(STATED PROBLEM) Where a line contains the word "this", copy that line.

>> Start GIVEN DATA

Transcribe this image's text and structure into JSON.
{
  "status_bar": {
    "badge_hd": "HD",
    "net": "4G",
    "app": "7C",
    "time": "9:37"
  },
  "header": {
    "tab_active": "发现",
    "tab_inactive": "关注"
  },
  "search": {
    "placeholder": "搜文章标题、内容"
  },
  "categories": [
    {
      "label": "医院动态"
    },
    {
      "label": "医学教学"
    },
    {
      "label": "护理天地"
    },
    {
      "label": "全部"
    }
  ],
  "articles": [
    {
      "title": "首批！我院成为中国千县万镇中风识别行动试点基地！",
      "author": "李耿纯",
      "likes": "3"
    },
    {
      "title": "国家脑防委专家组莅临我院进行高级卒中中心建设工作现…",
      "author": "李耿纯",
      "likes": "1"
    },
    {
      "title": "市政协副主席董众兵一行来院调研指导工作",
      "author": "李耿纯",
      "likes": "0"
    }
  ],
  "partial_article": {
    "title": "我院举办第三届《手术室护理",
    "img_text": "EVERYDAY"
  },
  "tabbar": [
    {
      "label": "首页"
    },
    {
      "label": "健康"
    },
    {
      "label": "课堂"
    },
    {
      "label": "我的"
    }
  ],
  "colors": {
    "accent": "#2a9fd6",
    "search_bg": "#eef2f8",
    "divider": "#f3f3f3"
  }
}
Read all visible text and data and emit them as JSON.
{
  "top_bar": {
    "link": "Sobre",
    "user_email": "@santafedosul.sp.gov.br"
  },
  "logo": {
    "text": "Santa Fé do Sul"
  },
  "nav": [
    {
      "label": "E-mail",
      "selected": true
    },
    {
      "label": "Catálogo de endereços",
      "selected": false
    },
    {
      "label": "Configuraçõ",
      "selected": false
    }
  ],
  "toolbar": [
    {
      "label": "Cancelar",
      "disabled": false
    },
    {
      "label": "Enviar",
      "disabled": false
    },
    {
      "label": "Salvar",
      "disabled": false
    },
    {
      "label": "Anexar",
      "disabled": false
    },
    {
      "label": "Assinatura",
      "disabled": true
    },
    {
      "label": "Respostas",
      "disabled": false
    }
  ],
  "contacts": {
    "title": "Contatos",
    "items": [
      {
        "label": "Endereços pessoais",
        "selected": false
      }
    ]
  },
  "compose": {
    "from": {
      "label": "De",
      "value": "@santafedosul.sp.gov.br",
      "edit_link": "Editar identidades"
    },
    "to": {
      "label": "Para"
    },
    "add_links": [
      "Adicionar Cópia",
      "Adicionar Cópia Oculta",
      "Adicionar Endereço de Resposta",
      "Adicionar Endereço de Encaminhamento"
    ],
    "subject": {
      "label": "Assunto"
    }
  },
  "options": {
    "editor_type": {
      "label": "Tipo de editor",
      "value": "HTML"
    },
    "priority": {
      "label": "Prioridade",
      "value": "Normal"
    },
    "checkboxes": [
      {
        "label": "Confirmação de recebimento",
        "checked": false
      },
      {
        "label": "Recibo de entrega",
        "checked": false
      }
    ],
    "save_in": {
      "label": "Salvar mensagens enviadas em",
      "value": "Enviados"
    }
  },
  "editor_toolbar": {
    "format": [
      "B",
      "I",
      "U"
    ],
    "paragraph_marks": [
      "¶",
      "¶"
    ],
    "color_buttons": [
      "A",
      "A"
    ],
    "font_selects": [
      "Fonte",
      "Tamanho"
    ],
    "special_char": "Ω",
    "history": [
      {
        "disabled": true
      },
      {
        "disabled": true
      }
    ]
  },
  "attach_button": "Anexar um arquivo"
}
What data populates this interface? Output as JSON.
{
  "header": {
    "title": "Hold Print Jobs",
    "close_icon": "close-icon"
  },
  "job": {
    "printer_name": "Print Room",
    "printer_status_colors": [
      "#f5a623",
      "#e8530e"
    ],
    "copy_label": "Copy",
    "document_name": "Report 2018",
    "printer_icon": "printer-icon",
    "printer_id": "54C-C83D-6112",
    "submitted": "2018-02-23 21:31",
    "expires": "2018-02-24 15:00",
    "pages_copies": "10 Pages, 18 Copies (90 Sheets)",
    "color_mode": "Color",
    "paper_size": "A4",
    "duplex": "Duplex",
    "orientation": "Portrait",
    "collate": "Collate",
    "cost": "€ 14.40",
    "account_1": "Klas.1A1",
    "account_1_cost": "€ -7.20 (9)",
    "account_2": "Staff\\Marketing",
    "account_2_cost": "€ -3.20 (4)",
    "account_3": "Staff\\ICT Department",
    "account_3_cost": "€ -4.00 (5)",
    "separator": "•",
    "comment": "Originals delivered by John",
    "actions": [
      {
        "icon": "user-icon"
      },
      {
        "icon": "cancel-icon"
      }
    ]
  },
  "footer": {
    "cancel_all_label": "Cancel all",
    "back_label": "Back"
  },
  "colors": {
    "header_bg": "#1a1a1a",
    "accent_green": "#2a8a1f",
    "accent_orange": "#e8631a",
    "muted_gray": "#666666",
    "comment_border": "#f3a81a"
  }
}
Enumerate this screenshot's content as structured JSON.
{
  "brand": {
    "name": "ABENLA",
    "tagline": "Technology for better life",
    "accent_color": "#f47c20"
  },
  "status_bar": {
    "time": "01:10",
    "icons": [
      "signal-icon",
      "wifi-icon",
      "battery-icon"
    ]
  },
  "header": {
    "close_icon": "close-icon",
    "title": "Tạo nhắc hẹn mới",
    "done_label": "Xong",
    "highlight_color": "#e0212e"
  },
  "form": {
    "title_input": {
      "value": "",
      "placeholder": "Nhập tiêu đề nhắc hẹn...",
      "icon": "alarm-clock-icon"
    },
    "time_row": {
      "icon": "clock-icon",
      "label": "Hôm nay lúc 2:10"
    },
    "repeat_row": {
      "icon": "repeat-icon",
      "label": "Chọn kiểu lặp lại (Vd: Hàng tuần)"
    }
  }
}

>> End GIVEN DATA

(CORRECT ANSWER)
Transcribe this image's text and structure into JSON.
What data populates this interface? Output as JSON.
Enumerate this screenshot's content as structured JSON.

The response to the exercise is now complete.